Top of Selected passage

- Genre: Crime; Drama;
- Based on: Murder in Mahim by Jerry Pinto
- Written by: Mustafa Neemuchwala Udai Singh Pawar
- Directed by: Raj Acharya
- Starring: Vijay Raaz; Ashutosh Rana; Shivani Raghuvanshi; Shivaji Satam;
- Country of origin: India
- Original language: Hindi
- No. of seasons: 1
- No. of episodes: 8

Production
- Executive producers: Anjali Bhushan Rajnish Lall Mark Benjamin
- Producer: Ajit Andhare
- Editor: Zubin Sheikh
- Production companies: Tipping Point Films; Jigsaw Pictures Productions;

Original release
- Network: JioCinema
- Release: 10 May 2024

= Murder in Mahim =

Murder In Mahim is a 2024 Indian Hindi-language crime drama TV series on JioCinema written by Mustafa Neemuchwala and Udai Singh Pawar and directed by Raj Acharya. It stars Vijay Raaz, Ashutosh Rana, Shivani Raghuvanshi, Nishant Kkhanduja and Shivaji Satam. It was released on 10 May 2024.

Bottom of Selected passage
Top of Supplied data

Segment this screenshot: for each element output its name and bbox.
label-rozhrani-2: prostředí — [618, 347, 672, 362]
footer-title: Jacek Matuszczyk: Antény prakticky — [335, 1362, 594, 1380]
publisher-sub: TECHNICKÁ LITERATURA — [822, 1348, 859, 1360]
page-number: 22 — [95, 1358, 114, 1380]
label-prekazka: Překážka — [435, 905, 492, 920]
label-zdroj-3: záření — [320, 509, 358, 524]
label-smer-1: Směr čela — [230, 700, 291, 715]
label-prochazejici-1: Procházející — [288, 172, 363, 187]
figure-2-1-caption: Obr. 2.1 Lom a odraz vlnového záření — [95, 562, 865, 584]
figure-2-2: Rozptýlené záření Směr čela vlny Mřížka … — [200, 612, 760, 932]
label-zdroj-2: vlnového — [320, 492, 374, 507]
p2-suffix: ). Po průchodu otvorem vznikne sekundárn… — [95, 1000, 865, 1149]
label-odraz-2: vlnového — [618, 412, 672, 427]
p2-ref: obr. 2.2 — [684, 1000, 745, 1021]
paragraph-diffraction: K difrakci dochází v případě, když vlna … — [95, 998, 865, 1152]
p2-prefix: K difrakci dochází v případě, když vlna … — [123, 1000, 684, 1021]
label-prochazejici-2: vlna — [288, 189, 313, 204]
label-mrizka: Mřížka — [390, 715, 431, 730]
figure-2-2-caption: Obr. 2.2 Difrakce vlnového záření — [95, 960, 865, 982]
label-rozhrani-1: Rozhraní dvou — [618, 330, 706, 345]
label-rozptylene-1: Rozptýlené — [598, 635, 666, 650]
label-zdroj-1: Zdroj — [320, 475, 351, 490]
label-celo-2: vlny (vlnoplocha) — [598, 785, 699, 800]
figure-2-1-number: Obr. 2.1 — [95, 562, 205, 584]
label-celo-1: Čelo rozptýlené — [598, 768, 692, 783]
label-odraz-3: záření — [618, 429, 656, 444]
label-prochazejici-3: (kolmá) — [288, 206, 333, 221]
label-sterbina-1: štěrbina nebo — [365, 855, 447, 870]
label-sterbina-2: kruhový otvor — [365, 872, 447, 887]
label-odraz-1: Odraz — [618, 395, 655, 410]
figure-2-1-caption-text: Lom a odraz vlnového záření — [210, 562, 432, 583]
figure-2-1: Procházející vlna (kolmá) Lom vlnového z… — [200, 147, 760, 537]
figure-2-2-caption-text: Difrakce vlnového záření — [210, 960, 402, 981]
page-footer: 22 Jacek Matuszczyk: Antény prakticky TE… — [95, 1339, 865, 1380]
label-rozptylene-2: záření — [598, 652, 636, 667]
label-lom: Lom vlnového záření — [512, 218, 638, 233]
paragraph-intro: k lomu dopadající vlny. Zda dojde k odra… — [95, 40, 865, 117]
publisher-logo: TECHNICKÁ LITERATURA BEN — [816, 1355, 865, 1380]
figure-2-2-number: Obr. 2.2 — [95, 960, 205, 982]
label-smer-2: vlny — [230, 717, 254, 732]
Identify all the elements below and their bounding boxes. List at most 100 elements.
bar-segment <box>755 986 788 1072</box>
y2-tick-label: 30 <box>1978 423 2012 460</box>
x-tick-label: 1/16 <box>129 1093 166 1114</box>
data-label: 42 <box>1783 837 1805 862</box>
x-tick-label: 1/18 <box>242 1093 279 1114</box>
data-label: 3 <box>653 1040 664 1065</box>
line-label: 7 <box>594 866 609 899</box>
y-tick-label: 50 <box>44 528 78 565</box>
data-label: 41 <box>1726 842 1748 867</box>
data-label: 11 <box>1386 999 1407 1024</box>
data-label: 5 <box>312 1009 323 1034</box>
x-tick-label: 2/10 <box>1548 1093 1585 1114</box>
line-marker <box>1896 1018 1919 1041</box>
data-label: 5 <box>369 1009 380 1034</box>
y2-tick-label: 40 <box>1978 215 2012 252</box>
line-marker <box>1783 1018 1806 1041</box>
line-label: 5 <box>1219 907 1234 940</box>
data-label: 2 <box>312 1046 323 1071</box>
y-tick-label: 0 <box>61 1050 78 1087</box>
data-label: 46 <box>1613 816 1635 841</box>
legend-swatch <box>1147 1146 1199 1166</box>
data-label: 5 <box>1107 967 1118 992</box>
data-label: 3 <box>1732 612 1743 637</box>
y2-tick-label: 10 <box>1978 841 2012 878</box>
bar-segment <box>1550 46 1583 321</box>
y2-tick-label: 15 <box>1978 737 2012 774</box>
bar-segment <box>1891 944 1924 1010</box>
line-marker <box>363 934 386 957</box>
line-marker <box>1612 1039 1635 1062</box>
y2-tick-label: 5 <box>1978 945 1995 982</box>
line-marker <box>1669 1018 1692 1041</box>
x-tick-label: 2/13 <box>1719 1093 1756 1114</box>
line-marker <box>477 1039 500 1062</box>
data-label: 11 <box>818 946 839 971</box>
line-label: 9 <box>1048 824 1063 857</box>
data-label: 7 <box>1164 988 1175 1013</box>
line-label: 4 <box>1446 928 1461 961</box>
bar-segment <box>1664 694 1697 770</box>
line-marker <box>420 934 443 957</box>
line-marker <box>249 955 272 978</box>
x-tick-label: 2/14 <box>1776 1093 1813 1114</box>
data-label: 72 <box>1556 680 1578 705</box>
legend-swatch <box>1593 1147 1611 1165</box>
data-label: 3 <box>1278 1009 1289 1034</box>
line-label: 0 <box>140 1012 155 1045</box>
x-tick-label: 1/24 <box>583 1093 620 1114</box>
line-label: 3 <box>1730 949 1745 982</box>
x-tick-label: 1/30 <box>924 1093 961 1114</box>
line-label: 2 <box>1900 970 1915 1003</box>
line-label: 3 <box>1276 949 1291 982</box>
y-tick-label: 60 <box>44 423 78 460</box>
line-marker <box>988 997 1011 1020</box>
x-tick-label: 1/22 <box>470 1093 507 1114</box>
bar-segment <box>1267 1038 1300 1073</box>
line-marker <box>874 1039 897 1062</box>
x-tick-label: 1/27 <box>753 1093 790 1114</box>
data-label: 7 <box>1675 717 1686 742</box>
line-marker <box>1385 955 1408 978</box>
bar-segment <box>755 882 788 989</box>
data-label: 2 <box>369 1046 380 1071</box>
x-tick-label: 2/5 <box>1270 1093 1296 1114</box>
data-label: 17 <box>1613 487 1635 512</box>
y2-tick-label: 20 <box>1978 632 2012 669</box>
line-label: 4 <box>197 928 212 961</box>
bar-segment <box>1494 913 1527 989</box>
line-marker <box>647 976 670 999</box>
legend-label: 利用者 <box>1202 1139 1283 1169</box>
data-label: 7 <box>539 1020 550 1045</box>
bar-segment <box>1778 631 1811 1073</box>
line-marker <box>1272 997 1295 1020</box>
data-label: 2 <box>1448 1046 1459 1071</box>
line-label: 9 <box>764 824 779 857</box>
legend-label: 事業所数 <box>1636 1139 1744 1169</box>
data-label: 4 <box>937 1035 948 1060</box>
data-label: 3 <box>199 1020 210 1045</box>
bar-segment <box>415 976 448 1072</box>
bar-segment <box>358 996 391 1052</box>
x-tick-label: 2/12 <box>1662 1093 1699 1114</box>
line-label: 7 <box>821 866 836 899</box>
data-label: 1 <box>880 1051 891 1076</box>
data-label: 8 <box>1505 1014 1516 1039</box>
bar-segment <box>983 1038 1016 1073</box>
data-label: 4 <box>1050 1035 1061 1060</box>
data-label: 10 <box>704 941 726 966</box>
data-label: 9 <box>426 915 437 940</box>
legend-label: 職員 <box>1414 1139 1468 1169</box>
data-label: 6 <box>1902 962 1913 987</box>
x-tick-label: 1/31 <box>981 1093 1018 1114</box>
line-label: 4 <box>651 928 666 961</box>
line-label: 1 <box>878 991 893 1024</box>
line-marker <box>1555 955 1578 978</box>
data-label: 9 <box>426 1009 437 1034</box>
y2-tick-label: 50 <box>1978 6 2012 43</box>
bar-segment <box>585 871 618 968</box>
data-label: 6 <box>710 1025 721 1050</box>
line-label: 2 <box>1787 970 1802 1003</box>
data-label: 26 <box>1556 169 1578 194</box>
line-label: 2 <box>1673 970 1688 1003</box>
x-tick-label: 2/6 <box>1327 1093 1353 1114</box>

Bottom of Supplied data

## Task requirements
According to the Murder in Mahim page, what book is the series based on? Please give its title and author. The lines come from a separate source.

## Result of the task
Murder in Mahim by Jerry Pinto.